TASK REQUIREMENTS: Can you render the records as a numbered list, starting with the very first line and going on through the line that contains "In FIG. 3, the vertical", with both of those lines included and any blank lines left out?

DATASET EXTRACT:
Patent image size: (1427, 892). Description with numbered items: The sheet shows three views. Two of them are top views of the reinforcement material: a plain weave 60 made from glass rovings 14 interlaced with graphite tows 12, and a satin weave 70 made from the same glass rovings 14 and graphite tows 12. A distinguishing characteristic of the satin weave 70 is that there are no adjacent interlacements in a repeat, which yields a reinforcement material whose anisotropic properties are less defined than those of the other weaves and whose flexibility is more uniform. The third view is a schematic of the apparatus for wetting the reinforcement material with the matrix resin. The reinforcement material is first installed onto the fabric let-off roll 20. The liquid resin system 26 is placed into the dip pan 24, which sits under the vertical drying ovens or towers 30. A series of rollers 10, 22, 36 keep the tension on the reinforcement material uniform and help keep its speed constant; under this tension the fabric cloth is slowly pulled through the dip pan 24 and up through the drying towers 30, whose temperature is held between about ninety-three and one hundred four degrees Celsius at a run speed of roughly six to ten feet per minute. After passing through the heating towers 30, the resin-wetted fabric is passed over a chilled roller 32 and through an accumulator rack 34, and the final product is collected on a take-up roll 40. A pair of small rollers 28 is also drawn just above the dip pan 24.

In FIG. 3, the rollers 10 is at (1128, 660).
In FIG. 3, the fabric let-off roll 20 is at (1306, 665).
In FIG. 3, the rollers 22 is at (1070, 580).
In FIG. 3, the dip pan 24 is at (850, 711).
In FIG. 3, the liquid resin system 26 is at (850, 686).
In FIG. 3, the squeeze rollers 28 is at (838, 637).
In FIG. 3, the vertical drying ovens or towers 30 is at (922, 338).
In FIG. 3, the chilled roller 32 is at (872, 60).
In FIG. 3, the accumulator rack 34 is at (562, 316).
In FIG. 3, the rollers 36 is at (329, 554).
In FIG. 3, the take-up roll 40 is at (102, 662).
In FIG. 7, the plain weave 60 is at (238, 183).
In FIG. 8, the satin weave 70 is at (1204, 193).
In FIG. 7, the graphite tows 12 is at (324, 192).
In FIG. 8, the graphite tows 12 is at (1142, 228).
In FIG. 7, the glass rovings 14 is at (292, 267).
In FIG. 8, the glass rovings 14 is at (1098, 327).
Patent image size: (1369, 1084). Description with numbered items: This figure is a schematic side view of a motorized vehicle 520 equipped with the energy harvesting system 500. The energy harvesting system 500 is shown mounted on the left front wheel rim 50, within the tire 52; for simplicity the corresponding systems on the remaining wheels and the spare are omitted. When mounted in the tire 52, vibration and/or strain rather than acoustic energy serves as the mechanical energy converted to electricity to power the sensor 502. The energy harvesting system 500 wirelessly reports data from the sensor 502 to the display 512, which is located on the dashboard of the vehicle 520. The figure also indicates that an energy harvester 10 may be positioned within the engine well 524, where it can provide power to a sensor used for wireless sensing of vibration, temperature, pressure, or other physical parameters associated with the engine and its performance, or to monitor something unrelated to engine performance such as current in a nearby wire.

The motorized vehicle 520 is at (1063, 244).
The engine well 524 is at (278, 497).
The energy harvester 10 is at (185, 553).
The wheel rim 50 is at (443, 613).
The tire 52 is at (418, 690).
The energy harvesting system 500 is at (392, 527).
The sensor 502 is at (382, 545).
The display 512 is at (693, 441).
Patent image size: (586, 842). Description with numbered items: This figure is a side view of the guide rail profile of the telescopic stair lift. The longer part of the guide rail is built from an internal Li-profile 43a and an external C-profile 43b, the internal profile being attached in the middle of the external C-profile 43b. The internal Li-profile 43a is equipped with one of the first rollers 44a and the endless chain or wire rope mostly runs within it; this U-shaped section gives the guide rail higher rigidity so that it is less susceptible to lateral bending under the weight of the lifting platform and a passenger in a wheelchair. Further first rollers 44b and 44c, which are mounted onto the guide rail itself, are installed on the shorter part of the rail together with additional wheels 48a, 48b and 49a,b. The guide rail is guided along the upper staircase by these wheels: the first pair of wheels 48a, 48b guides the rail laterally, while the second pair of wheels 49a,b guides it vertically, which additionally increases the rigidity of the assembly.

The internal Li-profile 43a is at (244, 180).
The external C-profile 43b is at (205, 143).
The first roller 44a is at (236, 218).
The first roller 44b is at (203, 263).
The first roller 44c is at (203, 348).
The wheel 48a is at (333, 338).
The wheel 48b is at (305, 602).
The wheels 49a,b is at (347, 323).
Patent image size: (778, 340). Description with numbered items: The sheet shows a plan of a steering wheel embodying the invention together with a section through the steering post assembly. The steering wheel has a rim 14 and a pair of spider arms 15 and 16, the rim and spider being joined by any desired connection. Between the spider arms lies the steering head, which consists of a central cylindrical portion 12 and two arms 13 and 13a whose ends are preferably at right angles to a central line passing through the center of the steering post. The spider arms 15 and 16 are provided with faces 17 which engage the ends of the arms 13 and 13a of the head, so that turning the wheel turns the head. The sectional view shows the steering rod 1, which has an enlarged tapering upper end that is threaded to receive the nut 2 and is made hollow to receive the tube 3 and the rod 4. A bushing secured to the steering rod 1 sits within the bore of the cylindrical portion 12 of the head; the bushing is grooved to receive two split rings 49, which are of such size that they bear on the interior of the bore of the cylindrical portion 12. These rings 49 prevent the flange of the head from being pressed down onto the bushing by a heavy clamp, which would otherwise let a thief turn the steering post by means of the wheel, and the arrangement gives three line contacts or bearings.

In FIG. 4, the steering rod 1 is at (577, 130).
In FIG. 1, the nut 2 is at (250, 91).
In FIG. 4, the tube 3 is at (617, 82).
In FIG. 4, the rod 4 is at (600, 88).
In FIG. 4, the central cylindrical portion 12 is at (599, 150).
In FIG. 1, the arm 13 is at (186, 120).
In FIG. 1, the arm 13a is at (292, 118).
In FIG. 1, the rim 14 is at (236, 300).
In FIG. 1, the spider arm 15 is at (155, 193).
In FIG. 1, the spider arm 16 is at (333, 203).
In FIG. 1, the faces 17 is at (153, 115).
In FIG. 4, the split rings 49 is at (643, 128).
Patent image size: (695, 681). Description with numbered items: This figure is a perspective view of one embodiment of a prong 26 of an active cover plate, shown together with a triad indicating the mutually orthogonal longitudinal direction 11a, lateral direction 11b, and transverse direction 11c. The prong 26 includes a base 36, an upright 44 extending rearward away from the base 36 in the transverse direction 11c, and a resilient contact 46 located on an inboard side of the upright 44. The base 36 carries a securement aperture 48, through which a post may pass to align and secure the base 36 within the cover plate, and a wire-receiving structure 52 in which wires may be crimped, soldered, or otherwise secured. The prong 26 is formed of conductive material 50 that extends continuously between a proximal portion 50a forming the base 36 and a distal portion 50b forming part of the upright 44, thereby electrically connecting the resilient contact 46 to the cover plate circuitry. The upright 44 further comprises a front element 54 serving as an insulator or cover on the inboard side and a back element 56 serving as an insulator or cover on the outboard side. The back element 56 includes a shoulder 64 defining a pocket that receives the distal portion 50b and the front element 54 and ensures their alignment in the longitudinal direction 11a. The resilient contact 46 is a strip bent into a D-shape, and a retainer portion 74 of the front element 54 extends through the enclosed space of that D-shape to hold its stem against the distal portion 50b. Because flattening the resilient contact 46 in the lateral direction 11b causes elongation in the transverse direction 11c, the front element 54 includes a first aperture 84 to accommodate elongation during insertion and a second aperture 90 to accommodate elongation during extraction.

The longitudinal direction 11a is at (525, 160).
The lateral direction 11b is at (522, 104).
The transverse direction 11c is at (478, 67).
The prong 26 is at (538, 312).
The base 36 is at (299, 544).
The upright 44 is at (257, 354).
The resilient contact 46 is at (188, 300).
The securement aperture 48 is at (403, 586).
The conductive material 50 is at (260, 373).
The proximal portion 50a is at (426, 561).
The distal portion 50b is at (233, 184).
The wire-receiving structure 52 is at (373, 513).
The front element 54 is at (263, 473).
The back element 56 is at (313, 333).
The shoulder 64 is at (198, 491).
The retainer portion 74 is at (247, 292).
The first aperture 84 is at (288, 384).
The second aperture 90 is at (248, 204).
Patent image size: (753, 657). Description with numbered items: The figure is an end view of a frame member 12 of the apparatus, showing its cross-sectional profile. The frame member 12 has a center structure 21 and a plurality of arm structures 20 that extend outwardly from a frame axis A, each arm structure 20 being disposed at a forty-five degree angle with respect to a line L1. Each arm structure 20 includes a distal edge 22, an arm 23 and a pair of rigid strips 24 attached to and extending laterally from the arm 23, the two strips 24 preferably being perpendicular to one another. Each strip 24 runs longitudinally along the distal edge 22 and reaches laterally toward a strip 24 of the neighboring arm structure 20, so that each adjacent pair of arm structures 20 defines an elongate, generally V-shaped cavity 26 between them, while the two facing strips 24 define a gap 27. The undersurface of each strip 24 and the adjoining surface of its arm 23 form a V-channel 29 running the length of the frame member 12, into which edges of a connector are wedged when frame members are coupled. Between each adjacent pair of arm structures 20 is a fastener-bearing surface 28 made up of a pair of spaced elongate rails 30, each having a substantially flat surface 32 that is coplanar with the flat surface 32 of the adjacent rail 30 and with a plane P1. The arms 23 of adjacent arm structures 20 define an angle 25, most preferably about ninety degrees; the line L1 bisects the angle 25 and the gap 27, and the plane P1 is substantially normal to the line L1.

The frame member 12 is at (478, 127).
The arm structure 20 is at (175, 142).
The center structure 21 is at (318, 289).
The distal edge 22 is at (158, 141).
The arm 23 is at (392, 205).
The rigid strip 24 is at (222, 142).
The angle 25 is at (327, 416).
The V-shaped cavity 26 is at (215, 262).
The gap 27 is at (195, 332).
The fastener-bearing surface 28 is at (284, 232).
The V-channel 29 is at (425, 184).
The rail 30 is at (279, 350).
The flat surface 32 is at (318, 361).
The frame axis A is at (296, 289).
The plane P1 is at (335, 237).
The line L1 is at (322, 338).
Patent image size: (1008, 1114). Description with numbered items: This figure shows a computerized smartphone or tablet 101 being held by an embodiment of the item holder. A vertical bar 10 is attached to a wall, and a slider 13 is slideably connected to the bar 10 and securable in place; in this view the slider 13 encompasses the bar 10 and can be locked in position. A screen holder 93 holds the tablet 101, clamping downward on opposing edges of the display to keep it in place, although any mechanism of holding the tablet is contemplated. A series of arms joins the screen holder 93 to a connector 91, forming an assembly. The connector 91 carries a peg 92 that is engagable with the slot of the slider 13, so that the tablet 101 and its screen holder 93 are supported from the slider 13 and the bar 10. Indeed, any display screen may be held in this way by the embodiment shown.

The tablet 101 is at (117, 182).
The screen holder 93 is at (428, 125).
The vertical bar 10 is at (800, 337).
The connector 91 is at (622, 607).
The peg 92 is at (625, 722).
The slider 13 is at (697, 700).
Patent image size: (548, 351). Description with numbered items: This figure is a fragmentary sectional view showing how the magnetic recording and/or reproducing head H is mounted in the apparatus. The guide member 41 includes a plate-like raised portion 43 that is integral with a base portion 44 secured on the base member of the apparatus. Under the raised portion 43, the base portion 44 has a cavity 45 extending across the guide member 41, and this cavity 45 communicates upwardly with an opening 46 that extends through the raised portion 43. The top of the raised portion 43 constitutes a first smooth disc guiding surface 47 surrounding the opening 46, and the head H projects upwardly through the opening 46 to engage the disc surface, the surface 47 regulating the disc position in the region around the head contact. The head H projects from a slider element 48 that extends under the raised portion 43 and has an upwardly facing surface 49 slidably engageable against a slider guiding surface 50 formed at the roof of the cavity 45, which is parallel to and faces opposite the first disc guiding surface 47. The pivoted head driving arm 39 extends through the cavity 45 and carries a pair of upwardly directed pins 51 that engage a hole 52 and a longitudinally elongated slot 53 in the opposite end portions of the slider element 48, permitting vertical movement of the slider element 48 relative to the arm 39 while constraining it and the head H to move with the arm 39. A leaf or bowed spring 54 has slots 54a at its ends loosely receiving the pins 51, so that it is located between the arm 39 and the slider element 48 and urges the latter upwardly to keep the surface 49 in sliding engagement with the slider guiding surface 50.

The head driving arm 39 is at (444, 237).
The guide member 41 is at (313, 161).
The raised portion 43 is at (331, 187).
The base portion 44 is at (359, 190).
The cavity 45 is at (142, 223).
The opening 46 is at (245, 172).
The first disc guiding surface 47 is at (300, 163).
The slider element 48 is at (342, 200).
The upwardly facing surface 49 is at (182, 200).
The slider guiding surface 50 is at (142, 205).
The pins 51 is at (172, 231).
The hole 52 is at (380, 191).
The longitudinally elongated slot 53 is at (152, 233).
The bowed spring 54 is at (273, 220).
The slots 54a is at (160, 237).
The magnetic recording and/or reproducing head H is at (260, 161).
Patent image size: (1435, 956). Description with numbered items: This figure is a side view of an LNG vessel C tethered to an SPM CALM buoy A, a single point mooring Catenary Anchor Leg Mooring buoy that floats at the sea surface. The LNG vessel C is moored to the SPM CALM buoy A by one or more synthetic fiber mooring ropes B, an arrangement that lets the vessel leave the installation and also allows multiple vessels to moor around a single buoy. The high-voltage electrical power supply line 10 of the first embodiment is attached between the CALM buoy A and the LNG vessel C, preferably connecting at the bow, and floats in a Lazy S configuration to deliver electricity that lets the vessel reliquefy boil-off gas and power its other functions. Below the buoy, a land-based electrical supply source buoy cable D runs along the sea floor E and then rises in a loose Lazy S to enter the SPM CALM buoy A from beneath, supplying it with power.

RESPONSE TO THE TASK:
1. Patent image size: (1427, 892). Description with numbered items: The sheet shows three views. Two of them are top views of the reinforcement material: a plain weave 60 made from glass rovings 14 interlaced with graphite tows 12, and a satin weave 70 made from the same glass rovings 14 and graphite tows 12. A distinguishing characteristic of the satin weave 70 is that there are no adjacent interlacements in a repeat, which yields a reinforcement material whose anisotropic properties are less defined than those of the other weaves and whose flexibility is more uniform. The third view is a schematic of the apparatus for wetting the reinforcement material with the matrix resin. The reinforcement material is first installed onto the fabric let-off roll 20. The liquid resin system 26 is placed into the dip pan 24, which sits under the vertical drying ovens or towers 30. A series of rollers 10, 22, 36 keep the tension on the reinforcement material uniform and help keep its speed constant; under this tension the fabric cloth is slowly pulled through the dip pan 24 and up through the drying towers 30, whose temperature is held between about ninety-three and one hundred four degrees Celsius at a run speed of roughly six to ten feet per minute. After passing through the heating towers 30, the resin-wetted fabric is passed over a chilled roller 32 and through an accumulator rack 34, and the final product is collected on a take-up roll 40. A pair of small rollers 28 is also drawn just above the dip pan 24.
2. In FIG. 3, the rollers 10 is at (1128, 660).
3. In FIG. 3, the fabric let-off roll 20 is at (1306, 665).
4. In FIG. 3, the rollers 22 is at (1070, 580).
5. In FIG. 3, the dip pan 24 is at (850, 711).
6. In FIG. 3, the liquid resin system 26 is at (850, 686).
7. In FIG. 3, the squeeze rollers 28 is at (838, 637).
8. In FIG. 3, the vertical drying ovens or towers 30 is at (922, 338).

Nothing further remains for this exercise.